● **DIRECTION**
Return only the number of lines that hold "What".

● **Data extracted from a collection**
▬▬▬▬▬▬

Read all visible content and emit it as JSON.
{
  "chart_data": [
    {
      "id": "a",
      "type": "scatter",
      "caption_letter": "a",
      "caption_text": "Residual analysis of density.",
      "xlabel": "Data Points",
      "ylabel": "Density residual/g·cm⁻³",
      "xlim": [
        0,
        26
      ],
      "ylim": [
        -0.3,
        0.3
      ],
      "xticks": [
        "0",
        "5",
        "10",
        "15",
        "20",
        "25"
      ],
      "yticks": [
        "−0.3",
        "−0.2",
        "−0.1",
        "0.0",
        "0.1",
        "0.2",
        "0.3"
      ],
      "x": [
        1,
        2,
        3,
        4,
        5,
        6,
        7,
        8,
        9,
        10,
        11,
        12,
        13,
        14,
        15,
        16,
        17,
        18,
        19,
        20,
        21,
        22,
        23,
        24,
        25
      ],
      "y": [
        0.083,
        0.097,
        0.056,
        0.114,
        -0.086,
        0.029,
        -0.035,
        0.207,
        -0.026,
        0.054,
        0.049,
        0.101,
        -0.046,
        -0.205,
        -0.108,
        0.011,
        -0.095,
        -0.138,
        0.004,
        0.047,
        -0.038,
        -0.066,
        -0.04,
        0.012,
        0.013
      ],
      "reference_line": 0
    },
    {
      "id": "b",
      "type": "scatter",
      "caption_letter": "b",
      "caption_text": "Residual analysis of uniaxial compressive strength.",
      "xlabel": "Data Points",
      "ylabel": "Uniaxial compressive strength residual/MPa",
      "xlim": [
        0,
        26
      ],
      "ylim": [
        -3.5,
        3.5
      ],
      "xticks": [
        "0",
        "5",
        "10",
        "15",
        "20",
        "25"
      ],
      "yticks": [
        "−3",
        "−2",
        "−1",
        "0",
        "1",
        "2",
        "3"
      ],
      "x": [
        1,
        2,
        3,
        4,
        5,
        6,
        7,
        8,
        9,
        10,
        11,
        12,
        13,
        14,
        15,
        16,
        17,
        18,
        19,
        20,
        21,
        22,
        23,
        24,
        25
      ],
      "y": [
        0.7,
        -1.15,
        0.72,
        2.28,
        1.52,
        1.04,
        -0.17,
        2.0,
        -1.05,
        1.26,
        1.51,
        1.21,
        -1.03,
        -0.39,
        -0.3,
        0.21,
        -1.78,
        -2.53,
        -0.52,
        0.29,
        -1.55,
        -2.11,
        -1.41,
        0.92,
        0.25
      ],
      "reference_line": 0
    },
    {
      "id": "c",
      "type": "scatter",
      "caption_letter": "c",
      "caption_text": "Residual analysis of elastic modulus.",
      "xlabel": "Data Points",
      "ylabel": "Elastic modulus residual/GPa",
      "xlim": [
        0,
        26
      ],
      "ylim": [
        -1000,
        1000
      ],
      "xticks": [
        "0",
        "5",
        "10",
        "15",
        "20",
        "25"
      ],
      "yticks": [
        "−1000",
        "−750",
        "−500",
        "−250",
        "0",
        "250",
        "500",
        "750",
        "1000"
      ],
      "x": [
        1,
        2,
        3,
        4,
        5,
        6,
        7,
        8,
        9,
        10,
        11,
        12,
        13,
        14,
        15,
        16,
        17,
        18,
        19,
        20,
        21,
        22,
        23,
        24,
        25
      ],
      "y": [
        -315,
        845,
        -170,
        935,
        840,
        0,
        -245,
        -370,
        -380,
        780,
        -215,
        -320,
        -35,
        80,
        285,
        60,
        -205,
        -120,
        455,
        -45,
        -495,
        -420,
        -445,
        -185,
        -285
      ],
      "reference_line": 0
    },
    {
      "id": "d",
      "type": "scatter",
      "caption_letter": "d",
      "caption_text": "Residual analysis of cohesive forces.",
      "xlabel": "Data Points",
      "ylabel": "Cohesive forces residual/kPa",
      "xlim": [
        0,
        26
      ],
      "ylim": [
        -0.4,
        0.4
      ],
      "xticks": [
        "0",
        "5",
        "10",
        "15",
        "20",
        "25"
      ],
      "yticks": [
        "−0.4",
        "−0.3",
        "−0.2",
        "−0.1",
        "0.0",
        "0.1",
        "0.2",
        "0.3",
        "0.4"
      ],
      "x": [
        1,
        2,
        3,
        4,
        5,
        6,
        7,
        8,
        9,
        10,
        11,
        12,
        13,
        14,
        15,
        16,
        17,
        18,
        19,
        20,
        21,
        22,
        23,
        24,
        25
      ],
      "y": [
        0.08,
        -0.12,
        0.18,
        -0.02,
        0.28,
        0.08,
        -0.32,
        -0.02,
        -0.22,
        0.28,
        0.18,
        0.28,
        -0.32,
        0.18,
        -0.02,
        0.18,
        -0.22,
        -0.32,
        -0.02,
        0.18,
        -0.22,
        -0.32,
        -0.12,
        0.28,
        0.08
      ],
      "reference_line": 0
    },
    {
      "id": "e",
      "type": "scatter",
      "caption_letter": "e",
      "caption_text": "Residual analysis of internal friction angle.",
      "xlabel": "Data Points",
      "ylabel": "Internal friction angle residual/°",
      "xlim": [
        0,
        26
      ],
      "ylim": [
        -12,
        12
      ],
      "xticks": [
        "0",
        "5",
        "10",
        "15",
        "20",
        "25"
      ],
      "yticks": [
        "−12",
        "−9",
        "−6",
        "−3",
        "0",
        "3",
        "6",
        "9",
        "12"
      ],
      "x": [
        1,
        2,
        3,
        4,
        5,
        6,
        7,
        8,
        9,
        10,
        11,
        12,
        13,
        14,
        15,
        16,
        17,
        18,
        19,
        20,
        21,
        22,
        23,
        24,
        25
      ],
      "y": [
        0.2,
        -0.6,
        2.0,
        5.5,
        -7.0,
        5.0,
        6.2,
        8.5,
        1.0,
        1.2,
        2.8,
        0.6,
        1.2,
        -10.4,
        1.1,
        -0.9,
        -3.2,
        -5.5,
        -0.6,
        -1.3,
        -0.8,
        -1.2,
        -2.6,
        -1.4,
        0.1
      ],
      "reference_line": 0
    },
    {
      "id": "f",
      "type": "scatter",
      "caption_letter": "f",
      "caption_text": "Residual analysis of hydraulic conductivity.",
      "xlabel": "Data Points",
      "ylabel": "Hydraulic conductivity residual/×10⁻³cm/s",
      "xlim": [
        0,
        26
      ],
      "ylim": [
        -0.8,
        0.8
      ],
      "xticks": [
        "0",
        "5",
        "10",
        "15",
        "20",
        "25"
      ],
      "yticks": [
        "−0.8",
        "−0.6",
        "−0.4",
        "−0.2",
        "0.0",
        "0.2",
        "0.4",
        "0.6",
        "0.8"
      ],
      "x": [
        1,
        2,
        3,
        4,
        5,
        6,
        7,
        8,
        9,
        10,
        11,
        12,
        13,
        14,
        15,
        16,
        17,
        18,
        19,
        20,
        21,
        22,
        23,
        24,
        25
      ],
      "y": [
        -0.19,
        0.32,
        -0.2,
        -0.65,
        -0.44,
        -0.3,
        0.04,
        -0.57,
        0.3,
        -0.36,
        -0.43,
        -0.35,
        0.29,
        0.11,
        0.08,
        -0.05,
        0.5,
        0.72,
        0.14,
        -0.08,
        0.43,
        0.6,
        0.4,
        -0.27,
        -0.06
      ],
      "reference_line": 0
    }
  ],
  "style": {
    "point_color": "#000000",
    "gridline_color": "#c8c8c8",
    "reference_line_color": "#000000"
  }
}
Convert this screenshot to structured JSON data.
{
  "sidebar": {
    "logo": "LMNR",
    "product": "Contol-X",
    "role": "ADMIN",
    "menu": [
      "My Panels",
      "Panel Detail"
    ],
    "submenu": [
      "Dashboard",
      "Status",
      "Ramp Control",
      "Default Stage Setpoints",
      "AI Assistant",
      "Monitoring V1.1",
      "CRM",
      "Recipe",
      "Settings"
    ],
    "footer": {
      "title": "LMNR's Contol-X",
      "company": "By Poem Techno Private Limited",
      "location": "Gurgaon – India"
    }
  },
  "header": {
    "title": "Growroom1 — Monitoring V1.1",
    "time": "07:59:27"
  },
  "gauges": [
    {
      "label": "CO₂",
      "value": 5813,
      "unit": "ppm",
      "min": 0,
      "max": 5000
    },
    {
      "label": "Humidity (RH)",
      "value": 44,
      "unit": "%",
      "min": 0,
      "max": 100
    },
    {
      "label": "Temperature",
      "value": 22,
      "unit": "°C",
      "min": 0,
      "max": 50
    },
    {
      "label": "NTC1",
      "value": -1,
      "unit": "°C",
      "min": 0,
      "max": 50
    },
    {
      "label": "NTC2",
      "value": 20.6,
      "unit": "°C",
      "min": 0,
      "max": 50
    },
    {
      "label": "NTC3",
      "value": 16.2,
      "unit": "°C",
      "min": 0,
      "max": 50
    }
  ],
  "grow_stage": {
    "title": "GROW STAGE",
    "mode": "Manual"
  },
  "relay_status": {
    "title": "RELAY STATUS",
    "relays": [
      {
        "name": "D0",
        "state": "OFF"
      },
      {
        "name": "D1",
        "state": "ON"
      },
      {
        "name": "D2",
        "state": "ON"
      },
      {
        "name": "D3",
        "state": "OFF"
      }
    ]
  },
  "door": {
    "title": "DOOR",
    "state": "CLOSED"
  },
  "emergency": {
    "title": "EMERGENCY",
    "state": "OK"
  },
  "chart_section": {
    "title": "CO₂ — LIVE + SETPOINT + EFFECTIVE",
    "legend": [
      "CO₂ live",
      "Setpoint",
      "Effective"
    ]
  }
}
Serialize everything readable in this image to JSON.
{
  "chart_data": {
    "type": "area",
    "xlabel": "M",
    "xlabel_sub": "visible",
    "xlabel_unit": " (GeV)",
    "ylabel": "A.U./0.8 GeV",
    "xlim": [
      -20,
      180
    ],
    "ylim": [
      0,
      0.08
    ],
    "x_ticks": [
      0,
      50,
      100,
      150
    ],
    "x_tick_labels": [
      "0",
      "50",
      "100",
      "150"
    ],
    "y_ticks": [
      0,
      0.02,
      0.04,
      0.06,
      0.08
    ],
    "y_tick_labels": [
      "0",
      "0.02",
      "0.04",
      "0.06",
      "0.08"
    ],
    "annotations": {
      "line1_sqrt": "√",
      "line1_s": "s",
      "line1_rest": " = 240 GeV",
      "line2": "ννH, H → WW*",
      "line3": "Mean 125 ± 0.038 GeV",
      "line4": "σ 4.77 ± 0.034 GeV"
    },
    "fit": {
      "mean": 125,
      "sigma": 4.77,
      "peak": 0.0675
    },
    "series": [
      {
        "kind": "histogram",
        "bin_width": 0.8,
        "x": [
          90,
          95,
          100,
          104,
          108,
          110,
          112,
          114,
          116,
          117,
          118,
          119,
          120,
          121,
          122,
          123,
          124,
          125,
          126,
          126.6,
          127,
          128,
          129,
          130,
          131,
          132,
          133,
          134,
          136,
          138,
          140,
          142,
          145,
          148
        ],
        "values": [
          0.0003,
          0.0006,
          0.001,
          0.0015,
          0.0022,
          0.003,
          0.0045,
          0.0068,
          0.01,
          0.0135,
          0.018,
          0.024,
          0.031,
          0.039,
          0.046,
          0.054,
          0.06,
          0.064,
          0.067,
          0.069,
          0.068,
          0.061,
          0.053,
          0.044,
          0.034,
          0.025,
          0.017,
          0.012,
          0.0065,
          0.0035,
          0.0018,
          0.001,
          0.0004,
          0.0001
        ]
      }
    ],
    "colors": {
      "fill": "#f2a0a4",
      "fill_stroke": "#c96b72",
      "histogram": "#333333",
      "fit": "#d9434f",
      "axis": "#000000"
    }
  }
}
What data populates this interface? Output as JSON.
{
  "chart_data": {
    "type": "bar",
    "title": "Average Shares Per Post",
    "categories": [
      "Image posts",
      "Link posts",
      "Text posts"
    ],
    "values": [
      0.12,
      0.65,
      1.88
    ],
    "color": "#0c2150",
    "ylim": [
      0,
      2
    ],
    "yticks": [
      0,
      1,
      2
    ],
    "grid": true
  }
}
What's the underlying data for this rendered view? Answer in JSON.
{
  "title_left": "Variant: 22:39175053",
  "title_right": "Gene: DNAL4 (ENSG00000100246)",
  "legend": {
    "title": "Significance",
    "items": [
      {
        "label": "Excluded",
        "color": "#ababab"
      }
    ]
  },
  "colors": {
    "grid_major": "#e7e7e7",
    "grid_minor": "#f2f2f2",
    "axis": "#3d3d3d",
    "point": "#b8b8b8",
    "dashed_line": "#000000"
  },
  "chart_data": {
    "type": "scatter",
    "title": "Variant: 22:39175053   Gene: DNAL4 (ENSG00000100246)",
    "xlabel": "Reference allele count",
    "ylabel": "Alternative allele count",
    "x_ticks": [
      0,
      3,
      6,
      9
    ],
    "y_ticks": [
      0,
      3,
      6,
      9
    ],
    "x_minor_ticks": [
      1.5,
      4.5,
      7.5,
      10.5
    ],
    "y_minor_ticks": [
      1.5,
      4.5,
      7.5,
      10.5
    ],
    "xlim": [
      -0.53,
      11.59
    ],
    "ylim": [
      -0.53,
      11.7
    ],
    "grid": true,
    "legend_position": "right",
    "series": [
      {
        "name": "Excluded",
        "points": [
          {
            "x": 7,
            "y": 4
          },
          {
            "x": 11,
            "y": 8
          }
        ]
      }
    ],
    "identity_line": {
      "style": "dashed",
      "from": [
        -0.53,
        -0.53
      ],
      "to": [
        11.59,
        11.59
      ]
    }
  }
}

▬▬▬▬▬▬

● **CORRECT RESULT**
2